### Given instruction
Every line of the records below should be restated exactly.

### Supplied data
════════════════════
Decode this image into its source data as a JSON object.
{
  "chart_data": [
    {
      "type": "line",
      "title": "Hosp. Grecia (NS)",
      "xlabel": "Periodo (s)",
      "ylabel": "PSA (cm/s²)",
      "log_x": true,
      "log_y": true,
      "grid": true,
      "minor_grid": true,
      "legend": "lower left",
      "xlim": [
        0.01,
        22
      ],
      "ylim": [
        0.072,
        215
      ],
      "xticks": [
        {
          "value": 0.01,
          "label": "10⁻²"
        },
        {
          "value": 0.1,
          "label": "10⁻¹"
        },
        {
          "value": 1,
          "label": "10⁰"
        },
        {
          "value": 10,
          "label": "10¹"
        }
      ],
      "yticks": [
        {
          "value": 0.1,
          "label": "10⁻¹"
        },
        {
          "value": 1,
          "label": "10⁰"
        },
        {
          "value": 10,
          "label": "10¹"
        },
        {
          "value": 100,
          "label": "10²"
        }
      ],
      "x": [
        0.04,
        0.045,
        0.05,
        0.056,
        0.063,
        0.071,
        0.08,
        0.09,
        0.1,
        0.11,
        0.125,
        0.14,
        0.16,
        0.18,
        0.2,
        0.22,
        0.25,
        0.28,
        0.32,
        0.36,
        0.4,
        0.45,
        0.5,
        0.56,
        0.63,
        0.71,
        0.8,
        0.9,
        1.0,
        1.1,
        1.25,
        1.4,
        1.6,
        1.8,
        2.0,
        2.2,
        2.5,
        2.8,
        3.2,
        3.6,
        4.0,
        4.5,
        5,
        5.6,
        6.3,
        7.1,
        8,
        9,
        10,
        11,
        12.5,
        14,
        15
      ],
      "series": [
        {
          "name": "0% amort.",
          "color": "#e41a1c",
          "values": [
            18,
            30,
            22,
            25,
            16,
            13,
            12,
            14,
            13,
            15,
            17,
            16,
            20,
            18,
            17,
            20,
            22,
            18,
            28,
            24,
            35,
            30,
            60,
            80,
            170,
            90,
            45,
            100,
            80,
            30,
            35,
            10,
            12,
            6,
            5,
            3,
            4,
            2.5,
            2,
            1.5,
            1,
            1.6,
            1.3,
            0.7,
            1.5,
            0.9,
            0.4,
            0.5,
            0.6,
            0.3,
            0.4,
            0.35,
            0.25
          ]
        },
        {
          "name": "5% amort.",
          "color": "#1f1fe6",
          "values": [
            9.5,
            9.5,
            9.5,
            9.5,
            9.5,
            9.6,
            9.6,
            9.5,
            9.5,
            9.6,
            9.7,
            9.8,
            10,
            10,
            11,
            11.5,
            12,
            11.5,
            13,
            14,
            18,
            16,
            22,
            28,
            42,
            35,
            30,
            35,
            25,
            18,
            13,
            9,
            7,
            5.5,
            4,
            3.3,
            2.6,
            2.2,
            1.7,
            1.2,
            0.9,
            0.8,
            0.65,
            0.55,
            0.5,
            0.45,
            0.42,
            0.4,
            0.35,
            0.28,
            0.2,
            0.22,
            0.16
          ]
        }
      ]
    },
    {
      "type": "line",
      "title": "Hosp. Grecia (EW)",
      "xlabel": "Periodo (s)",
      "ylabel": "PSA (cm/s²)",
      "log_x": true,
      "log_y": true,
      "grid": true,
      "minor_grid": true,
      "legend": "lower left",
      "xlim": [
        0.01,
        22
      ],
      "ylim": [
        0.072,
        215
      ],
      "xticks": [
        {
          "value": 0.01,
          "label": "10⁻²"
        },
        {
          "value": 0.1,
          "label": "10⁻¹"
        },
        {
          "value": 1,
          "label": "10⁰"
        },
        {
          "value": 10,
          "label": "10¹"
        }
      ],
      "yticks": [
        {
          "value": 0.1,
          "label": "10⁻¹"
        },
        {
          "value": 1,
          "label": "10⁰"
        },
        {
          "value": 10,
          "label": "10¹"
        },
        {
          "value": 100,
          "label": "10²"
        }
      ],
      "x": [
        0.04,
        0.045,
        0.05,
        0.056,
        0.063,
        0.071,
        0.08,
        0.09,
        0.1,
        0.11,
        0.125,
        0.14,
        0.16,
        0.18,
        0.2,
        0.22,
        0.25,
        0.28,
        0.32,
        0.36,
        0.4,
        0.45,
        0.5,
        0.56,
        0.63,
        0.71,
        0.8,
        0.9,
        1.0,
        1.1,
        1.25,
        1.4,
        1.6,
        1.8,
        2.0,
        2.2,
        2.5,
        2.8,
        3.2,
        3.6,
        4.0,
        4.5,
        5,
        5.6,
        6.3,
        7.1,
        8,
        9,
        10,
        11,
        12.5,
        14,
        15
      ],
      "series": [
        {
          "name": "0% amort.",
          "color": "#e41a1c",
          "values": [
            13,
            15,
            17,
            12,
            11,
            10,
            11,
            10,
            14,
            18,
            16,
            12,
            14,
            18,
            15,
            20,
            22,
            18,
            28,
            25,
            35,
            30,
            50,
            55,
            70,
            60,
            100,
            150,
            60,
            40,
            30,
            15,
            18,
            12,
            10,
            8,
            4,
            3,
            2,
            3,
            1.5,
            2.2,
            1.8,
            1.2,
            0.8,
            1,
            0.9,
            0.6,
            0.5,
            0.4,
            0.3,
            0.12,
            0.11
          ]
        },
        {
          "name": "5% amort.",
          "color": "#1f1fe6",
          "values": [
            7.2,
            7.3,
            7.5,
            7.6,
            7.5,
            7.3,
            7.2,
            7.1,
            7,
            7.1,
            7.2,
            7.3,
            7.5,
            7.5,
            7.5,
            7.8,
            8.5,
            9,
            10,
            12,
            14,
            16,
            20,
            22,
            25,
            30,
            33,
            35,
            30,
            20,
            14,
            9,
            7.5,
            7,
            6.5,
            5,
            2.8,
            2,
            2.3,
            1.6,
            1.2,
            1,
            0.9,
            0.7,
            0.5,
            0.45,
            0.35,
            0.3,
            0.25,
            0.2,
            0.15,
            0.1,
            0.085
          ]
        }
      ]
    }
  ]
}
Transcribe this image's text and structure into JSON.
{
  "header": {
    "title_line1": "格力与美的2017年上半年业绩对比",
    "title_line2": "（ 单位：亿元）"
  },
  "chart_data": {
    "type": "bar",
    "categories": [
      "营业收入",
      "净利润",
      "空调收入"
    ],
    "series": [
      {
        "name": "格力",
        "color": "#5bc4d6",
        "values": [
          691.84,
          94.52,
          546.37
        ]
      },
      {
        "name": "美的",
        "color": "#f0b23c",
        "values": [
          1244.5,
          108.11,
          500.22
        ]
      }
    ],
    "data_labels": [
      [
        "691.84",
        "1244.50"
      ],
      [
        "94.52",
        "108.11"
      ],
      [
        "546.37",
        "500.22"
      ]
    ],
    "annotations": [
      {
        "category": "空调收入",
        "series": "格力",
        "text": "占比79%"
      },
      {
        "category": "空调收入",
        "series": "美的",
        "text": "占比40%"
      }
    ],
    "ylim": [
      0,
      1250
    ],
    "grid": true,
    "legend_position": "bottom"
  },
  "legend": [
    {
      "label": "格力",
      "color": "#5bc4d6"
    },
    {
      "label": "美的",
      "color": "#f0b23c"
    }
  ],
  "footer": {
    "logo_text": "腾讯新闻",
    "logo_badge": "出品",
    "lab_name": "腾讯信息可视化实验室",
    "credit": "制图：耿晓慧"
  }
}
════════════════════
### Final result
Decode this image into its source data as a JSON object.
{
  "chart_data": [
    {
      "type": "line",
      "title": "Hosp. Grecia (NS)",
      "xlabel": "Periodo (s)",
      "ylabel": "PSA (cm/s²)",
      "log_x": true,
      "log_y": true,
      "grid": true,
      "minor_grid": true,
      "legend": "lower left",
      "xlim": [
        0.01,
        22
      ],
      "ylim": [
        0.072,
        215
      ],
      "xticks": [
        {
          "value": 0.01,
          "label": "10⁻²"
        },
        {
          "value": 0.1,
          "label": "10⁻¹"
        },
        {
          "value": 1,
          "label": "10⁰"
        },
        {
          "value": 10,
          "label": "10¹"
        }
      ],
      "yticks": [
        {
          "value": 0.1,
          "label": "10⁻¹"
        },
        {
          "value": 1,
          "label": "10⁰"
        },
        {
          "value": 10,
          "label": "10¹"
        },
        {
          "value": 100,
          "label": "10²"
        }
      ],
      "x": [
        0.04,
        0.045,
        0.05,
        0.056,
        0.063,
        0.071,
        0.08,
        0.09,
        0.1,
        0.11,
        0.125,
        0.14,
        0.16,
        0.18,
        0.2,
        0.22,
        0.25,
        0.28,
        0.32,
        0.36,
        0.4,
        0.45,
        0.5,
        0.56,
        0.63,
        0.71,
        0.8,
        0.9,
        1.0,
        1.1,
        1.25,
        1.4,
        1.6,
        1.8,
        2.0,
        2.2,
        2.5,
        2.8,
        3.2,
        3.6,
        4.0,
        4.5,
        5,
        5.6,
        6.3,
        7.1,
        8,
        9,
        10,
        11,
        12.5,
        14,
        15
      ],
      "series": [
        {
          "name": "0% amort.",
          "color": "#e41a1c",
          "values": [
            18,
            30,
            22,
            25,
            16,
            13,
            12,
            14,
            13,
            15,
            17,
            16,
            20,
            18,
            17,
            20,
            22,
            18,
            28,
            24,
            35,
            30,
            60,
            80,
            170,
            90,
            45,
            100,
            80,
            30,
            35,
            10,
            12,
            6,
            5,
            3,
            4,
            2.5,
            2,
            1.5,
            1,
            1.6,
            1.3,
            0.7,
            1.5,
            0.9,
            0.4,
            0.5,
            0.6,
            0.3,
            0.4,
            0.35,
            0.25
          ]
        },
        {
          "name": "5% amort.",
          "color": "#1f1fe6",
          "values": [
            9.5,
            9.5,
            9.5,
            9.5,
            9.5,
            9.6,
            9.6,
            9.5,
            9.5,
            9.6,
            9.7,
            9.8,
            10,
            10,
            11,
            11.5,
            12,
            11.5,
            13,
            14,
            18,
            16,
            22,
            28,
            42,
            35,
            30,
            35,
            25,
            18,
            13,
            9,
            7,
            5.5,
            4,
            3.3,
            2.6,
            2.2,
            1.7,
            1.2,
            0.9,
            0.8,
            0.65,
            0.55,
            0.5,
            0.45,
            0.42,
            0.4,
            0.35,
            0.28,
            0.2,
            0.22,
            0.16
          ]
        }
      ]
    },
    {
      "type": "line",
      "title": "Hosp. Grecia (EW)",
      "xlabel": "Periodo (s)",
      "ylabel": "PSA (cm/s²)",
      "log_x": true,
      "log_y": true,
      "grid": true,
      "minor_grid": true,
      "legend": "lower left",
      "xlim": [
        0.01,
        22
      ],
      "ylim": [
        0.072,
        215
      ],
      "xticks": [
        {
          "value": 0.01,
          "label": "10⁻²"
        },
        {
          "value": 0.1,
          "label": "10⁻¹"
        },
        {
          "value": 1,
          "label": "10⁰"
        },
        {
          "value": 10,
          "label": "10¹"
        }
      ],
      "yticks": [
        {
          "value": 0.1,
          "label": "10⁻¹"
        },
        {
          "value": 1,
          "label": "10⁰"
        },
        {
          "value": 10,
          "label": "10¹"
        },
        {
          "value": 100,
          "label": "10²"
        }
      ],
      "x": [
        0.04,
        0.045,
        0.05,
        0.056,
        0.063,
        0.071,
        0.08,
        0.09,
        0.1,
        0.11,
        0.125,
        0.14,
        0.16,
        0.18,
        0.2,
        0.22,
        0.25,
        0.28,
        0.32,
        0.36,
        0.4,
        0.45,
        0.5,
        0.56,
        0.63,
        0.71,
        0.8,
        0.9,
        1.0,
        1.1,
        1.25,
        1.4,
        1.6,
        1.8,
        2.0,
        2.2,
        2.5,
        2.8,
        3.2,
        3.6,
        4.0,
        4.5,
        5,
        5.6,
        6.3,
        7.1,
        8,
        9,
        10,
        11,
        12.5,
        14,
        15
      ],
      "series": [
        {
          "name": "0% amort.",
          "color": "#e41a1c",
          "values": [
            13,
            15,
            17,
            12,
            11,
            10,
            11,
            10,
            14,
            18,
            16,
            12,
            14,
            18,
            15,
            20,
            22,
            18,
            28,
            25,
            35,
            30,
            50,
            55,
            70,
            60,
            100,
            150,
            60,
            40,
            30,
            15,
            18,
            12,
            10,
            8,
            4,
            3,
            2,
            3,
            1.5,
            2.2,
            1.8,
            1.2,
            0.8,
            1,
            0.9,
            0.6,
            0.5,
            0.4,
            0.3,
            0.12,
            0.11
          ]
        },
        {
          "name": "5% amort.",
          "color": "#1f1fe6",
          "values": [
            7.2,
            7.3,
            7.5,
            7.6,
            7.5,
            7.3,
            7.2,
            7.1,
            7,
            7.1,
            7.2,
            7.3,
            7.5,
            7.5,
            7.5,
            7.8,
            8.5,
            9,
            10,
            12,
            14,
            16,
            20,
            22,
            25,
            30,
            33,
            35,
            30,
            20,
            14,
            9,
            7.5,
            7,
            6.5,
            5,
            2.8,
            2,
            2.3,
            1.6,
            1.2,
            1,
            0.9,
            0.7,
            0.5,
            0.45,
            0.35,
            0.3,
            0.25,
            0.2,
            0.15,
            0.1,
            0.085
          ]
        }
      ]
    }
  ]
}
Transcribe this image's text and structure into JSON.
{
  "header": {
    "title_line1": "格力与美的2017年上半年业绩对比",
    "title_line2": "（ 单位：亿元）"
  },
  "chart_data": {
    "type": "bar",
    "categories": [
      "营业收入",
      "净利润",
      "空调收入"
    ],
    "series": [
      {
        "name": "格力",
        "color": "#5bc4d6",
        "values": [
          691.84,
          94.52,
          546.37
        ]
      },
      {
        "name": "美的",
        "color": "#f0b23c",
        "values": [
          1244.5,
          108.11,
          500.22
        ]
      }
    ],
    "data_labels": [
      [
        "691.84",
        "1244.50"
      ],
      [
        "94.52",
        "108.11"
      ],
      [
        "546.37",
        "500.22"
      ]
    ],
    "annotations": [
      {
        "category": "空调收入",
        "series": "格力",
        "text": "占比79%"
      },
      {
        "category": "空调收入",
        "series": "美的",
        "text": "占比40%"
      }
    ],
    "ylim": [
      0,
      1250
    ],
    "grid": true,
    "legend_position": "bottom"
  },
  "legend": [
    {
      "label": "格力",
      "color": "#5bc4d6"
    },
    {
      "label": "美的",
      "color": "#f0b23c"
    }
  ],
  "footer": {
    "logo_text": "腾讯新闻",
    "logo_badge": "出品",
    "lab_name": "腾讯信息可视化实验室",
    "credit": "制图：耿晓慧"
  }
}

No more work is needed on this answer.